--- Begin ---

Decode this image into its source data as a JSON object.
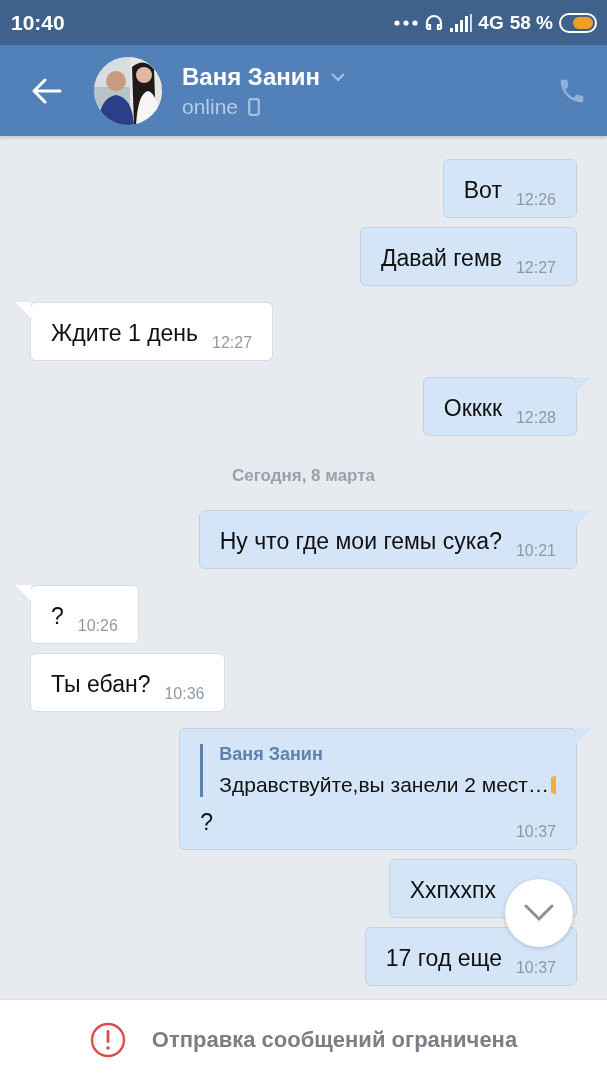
{
  "status_bar": {
    "time": "10:40",
    "network": "4G",
    "battery": "58 %"
  },
  "header": {
    "name": "Ваня Занин",
    "presence": "online"
  },
  "messages": [
    {
      "kind": "outgoing",
      "tail": false,
      "text": "Вот",
      "time": "12:26"
    },
    {
      "kind": "outgoing",
      "tail": false,
      "text": "Давай гемв",
      "time": "12:27"
    },
    {
      "kind": "incoming",
      "tail": true,
      "text": "Ждите 1 день",
      "time": "12:27"
    },
    {
      "kind": "outgoing",
      "tail": true,
      "text": "Окккк",
      "time": "12:28"
    },
    {
      "kind": "date",
      "text": "Сегодня, 8 марта"
    },
    {
      "kind": "outgoing",
      "tail": true,
      "text": "Ну что где мои гемы сука?",
      "time": "10:21"
    },
    {
      "kind": "incoming",
      "tail": true,
      "text": "?",
      "time": "10:26"
    },
    {
      "kind": "incoming",
      "tail": false,
      "text": "Ты ебан?",
      "time": "10:36"
    },
    {
      "kind": "reply",
      "tail": true,
      "quote_author": "Ваня Занин",
      "quote_text": "Здравствуйте,вы занели 2 мест…",
      "text": "?",
      "time": "10:37"
    },
    {
      "kind": "outgoing",
      "tail": false,
      "text": "Xxпxxпx"
    },
    {
      "kind": "outgoing",
      "tail": false,
      "text": "17 год еще",
      "time": "10:37"
    }
  ],
  "footer": {
    "notice": "Отправка сообщений ограничена"
  }
}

--- End ---

Short problem:
Each entry above should be reproduced exactly, with the pictures removed.

Response:
Decode this image into its source data as a JSON object.
{
  "status_bar": {
    "time": "10:40",
    "network": "4G",
    "battery": "58 %"
  },
  "header": {
    "name": "Ваня Занин",
    "presence": "online"
  },
  "messages": [
    {
      "kind": "outgoing",
      "tail": false,
      "text": "Вот",
      "time": "12:26"
    },
    {
      "kind": "outgoing",
      "tail": false,
      "text": "Давай гемв",
      "time": "12:27"
    },
    {
      "kind": "incoming",
      "tail": true,
      "text": "Ждите 1 день",
      "time": "12:27"
    },
    {
      "kind": "outgoing",
      "tail": true,
      "text": "Окккк",
      "time": "12:28"
    },
    {
      "kind": "date",
      "text": "Сегодня, 8 марта"
    },
    {
      "kind": "outgoing",
      "tail": true,
      "text": "Ну что где мои гемы сука?",
      "time": "10:21"
    },
    {
      "kind": "incoming",
      "tail": true,
      "text": "?",
      "time": "10:26"
    },
    {
      "kind": "incoming",
      "tail": false,
      "text": "Ты ебан?",
      "time": "10:36"
    },
    {
      "kind": "reply",
      "tail": true,
      "quote_author": "Ваня Занин",
      "quote_text": "Здравствуйте,вы занели 2 мест…",
      "text": "?",
      "time": "10:37"
    },
    {
      "kind": "outgoing",
      "tail": false,
      "text": "Xxпxxпx"
    },
    {
      "kind": "outgoing",
      "tail": false,
      "text": "17 год еще",
      "time": "10:37"
    }
  ],
  "footer": {
    "notice": "Отправка сообщений ограничена"
  }
}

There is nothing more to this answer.